» YOUR INSTRUCTIONS: Lines that hold the string "have" are to be counted; give only their number.

» RECORDS PROVIDED:
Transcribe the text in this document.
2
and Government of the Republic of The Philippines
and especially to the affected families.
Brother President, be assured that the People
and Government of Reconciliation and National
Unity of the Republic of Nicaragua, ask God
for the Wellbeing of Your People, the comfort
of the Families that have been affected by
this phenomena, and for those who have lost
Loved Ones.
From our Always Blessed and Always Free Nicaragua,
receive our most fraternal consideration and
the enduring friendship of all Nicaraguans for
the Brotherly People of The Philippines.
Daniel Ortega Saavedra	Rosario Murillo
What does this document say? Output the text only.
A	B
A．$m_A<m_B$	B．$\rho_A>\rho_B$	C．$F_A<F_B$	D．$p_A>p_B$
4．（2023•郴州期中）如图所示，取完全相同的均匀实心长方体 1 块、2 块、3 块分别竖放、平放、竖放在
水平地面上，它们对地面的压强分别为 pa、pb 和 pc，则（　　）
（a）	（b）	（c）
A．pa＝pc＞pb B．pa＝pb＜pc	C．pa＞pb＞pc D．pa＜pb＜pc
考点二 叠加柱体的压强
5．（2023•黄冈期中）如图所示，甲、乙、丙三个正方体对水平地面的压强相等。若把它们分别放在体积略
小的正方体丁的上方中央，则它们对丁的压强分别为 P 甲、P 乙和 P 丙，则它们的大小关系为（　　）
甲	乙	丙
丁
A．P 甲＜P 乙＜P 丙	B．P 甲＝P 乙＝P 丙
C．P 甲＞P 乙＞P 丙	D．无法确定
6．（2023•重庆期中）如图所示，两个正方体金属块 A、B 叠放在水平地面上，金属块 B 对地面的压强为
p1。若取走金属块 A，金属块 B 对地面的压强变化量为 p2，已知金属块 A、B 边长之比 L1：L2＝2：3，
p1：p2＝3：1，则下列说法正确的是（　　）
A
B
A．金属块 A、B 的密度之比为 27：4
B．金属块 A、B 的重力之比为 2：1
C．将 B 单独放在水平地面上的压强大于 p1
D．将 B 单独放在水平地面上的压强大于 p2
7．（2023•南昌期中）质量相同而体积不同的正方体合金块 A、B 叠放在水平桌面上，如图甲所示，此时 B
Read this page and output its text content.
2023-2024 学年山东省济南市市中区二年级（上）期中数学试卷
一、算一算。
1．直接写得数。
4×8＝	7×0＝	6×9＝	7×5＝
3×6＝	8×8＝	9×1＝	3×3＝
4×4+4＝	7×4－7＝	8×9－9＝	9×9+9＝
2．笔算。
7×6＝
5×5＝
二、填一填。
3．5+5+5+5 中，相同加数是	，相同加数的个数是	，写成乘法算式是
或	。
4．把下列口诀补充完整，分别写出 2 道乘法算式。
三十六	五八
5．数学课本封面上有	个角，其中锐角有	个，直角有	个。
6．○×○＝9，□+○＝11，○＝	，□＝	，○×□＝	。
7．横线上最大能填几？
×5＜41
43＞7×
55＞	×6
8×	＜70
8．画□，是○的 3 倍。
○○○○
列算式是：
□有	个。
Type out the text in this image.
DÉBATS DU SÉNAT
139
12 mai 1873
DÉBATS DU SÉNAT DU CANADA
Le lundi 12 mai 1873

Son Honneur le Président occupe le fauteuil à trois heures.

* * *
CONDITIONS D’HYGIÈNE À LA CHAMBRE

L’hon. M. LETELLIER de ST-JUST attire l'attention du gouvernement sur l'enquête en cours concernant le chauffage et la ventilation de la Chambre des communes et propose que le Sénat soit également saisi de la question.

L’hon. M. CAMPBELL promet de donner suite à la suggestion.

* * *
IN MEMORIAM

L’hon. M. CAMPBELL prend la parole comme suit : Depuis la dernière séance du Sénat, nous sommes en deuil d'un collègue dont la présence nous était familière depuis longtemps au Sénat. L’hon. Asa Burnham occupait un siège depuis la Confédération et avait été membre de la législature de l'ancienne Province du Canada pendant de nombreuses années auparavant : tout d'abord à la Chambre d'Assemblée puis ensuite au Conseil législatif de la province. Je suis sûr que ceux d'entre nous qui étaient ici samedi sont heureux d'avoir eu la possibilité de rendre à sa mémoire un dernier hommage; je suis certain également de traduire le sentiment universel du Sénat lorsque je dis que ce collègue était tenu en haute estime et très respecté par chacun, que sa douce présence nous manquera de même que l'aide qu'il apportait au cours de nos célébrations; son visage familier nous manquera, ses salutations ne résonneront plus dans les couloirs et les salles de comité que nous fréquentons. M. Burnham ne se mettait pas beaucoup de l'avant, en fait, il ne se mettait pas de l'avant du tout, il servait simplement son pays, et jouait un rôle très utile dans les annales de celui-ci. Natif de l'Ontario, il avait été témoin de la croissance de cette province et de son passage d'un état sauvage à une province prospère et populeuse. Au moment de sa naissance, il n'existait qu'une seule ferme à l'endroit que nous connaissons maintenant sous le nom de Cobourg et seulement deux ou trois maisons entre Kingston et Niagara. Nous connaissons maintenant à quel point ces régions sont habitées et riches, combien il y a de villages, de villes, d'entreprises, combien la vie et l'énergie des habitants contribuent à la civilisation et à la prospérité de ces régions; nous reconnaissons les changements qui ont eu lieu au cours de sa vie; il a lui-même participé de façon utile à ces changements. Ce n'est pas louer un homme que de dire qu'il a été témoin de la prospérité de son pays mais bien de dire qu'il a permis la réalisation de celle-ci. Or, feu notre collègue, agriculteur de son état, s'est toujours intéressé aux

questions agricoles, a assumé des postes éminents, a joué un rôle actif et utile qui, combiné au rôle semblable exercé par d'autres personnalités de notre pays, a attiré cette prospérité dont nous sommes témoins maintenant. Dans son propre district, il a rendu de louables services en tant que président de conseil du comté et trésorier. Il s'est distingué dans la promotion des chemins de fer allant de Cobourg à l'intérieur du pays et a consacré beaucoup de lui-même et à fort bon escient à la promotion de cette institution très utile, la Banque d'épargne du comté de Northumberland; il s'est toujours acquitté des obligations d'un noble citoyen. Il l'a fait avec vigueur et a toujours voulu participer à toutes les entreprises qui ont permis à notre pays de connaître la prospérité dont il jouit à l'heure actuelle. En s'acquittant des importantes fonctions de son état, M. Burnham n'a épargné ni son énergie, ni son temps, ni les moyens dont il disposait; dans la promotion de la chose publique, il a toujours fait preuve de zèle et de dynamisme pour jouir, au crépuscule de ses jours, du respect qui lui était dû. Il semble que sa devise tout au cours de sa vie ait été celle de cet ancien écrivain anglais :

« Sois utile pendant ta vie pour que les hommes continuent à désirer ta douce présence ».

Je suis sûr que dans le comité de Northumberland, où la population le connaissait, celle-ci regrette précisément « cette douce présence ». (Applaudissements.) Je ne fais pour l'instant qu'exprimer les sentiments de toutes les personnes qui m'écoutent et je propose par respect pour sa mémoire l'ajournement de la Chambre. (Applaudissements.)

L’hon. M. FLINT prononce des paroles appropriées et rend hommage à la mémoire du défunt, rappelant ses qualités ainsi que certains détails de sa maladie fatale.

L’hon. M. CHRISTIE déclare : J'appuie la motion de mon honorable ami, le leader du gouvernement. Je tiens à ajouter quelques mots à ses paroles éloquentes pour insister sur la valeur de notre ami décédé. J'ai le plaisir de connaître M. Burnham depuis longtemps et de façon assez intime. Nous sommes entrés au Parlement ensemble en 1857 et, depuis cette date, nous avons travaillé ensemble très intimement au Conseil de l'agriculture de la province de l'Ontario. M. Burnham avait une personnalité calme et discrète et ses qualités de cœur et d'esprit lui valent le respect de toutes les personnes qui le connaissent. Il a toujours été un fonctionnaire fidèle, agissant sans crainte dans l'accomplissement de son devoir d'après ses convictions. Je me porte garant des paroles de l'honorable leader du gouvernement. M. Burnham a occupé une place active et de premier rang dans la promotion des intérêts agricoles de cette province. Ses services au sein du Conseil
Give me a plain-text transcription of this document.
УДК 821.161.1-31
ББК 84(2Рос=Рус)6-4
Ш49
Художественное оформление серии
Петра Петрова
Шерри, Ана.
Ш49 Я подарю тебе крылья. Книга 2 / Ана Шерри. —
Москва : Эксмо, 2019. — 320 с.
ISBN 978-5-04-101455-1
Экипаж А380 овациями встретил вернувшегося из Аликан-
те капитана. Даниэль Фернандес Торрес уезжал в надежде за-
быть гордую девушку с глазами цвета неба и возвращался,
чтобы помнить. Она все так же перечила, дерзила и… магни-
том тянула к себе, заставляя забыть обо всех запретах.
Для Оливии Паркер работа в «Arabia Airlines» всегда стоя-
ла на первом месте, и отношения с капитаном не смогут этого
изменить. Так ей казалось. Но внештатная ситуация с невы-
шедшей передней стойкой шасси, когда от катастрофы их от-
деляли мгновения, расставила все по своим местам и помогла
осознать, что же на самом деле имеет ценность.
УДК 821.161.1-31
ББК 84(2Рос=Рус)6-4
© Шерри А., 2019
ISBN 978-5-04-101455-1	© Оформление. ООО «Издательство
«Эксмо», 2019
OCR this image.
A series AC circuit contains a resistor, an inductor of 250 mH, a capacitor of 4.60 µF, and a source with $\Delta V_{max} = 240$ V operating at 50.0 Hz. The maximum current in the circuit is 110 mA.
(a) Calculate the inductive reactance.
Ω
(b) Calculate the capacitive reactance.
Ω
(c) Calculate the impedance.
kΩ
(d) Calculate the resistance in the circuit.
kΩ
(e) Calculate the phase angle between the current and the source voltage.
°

» CORRECT RESPONSE: 2